Work through the data below line by line and say how many lines hold "Daylight"; give only the number.

:::::

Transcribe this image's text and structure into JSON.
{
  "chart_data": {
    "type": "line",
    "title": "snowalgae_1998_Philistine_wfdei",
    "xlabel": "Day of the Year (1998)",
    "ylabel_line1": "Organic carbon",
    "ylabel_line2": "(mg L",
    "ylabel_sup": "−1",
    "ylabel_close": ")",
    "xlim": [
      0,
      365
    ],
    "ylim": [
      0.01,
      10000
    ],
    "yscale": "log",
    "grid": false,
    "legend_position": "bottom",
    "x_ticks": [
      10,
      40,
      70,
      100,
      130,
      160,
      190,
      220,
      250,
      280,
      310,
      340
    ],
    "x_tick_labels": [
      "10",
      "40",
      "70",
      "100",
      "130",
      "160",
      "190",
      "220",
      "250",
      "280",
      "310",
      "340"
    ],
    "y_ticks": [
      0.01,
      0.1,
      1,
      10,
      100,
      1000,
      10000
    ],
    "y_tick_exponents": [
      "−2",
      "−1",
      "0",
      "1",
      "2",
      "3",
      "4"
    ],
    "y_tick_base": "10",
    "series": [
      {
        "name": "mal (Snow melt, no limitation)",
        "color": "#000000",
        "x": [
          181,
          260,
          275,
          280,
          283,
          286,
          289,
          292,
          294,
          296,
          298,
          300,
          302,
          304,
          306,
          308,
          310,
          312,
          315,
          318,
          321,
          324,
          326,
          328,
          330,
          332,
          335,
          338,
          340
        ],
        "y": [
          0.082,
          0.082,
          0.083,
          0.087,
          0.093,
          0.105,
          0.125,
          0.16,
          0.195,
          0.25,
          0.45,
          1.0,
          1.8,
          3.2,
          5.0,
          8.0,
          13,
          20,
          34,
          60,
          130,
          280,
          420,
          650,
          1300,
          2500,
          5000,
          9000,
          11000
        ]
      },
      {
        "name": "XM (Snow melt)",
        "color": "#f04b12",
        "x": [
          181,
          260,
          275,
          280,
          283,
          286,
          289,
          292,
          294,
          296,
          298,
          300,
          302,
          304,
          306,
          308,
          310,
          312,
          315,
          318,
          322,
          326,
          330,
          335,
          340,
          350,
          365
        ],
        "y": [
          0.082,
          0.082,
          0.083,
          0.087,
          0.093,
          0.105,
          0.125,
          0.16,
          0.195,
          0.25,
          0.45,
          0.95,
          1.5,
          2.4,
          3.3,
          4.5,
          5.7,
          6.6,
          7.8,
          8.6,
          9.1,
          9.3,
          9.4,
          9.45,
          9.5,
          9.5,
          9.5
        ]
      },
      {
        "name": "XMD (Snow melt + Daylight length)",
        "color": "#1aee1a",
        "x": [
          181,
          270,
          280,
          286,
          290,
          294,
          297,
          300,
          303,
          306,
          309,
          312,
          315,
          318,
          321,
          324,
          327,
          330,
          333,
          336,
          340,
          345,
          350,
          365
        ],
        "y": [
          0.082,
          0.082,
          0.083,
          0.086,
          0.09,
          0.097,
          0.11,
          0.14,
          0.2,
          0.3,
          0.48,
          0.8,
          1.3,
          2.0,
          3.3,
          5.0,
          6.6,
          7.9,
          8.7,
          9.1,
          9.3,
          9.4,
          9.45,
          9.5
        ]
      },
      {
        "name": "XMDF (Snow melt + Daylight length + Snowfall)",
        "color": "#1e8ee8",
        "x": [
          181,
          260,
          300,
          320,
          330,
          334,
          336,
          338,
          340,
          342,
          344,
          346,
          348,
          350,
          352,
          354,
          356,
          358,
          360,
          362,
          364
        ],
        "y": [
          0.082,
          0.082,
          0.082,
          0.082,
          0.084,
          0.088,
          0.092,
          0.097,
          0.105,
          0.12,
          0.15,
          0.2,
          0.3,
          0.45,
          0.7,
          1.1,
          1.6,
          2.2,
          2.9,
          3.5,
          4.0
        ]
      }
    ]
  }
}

:::::

_The result_
2